Given task
Could you return the lines below verbatim, starting with the very first one and going on through the line containing "671, 392, 678]", with that line included?
>> begin
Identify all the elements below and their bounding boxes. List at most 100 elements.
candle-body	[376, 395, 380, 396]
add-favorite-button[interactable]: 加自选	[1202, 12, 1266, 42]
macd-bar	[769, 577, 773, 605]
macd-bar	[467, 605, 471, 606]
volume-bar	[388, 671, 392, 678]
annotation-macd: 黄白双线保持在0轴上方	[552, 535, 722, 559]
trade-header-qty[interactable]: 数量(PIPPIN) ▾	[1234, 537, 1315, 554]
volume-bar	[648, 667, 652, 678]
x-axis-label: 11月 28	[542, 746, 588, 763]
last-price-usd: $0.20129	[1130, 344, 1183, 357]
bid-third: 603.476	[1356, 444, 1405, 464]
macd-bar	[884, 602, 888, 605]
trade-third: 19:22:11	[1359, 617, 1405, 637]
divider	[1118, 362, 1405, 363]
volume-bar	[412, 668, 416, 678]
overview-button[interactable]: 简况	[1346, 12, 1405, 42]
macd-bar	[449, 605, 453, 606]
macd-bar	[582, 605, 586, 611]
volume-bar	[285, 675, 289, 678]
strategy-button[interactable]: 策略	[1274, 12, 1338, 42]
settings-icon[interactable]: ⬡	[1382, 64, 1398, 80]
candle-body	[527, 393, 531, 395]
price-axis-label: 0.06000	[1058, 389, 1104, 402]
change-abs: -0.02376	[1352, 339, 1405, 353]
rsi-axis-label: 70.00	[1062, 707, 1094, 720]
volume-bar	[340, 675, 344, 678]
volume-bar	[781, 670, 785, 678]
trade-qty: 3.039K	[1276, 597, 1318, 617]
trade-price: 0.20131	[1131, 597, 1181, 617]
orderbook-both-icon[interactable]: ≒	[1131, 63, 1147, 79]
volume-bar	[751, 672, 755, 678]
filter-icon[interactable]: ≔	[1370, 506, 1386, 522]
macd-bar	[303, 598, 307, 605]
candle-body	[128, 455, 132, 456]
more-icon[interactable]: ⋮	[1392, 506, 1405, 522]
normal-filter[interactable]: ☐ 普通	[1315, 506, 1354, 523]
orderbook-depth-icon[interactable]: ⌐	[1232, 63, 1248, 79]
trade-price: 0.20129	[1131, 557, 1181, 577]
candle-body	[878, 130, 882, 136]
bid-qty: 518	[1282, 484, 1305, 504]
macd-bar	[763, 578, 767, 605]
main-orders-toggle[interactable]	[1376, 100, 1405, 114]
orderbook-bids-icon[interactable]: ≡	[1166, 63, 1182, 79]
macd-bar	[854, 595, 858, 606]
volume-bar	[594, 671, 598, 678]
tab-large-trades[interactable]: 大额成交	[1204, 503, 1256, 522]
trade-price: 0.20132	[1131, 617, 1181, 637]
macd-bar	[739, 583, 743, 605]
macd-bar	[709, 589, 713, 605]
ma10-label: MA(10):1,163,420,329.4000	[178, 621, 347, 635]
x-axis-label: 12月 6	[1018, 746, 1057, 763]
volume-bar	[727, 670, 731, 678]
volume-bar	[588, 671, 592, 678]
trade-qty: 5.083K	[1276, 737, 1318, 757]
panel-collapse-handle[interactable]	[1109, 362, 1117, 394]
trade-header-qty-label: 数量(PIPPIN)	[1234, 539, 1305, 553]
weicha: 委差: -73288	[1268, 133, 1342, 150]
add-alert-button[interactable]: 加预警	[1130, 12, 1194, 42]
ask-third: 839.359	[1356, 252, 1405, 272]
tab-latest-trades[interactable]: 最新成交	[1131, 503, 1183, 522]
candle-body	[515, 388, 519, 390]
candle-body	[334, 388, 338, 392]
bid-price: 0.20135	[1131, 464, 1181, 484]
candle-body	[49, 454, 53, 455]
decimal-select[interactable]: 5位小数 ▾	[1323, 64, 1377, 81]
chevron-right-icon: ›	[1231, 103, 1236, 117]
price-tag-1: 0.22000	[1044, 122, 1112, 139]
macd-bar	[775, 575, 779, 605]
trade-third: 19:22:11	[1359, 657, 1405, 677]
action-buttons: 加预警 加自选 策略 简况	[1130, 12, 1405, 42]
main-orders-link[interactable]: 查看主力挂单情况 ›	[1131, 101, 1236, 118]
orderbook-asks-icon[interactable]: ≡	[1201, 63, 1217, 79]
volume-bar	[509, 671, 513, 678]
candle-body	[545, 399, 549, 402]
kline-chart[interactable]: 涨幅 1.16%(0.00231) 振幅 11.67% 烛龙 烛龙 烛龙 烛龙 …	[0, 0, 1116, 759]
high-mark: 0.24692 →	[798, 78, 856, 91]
>> end
Result of this task
Identify all the elements below and their bounding boxes. List at most 100 elements.
candle-body	[376, 395, 380, 396]
add-favorite-button[interactable]: 加自选	[1202, 12, 1266, 42]
macd-bar	[769, 577, 773, 605]
macd-bar	[467, 605, 471, 606]
volume-bar	[388, 671, 392, 678]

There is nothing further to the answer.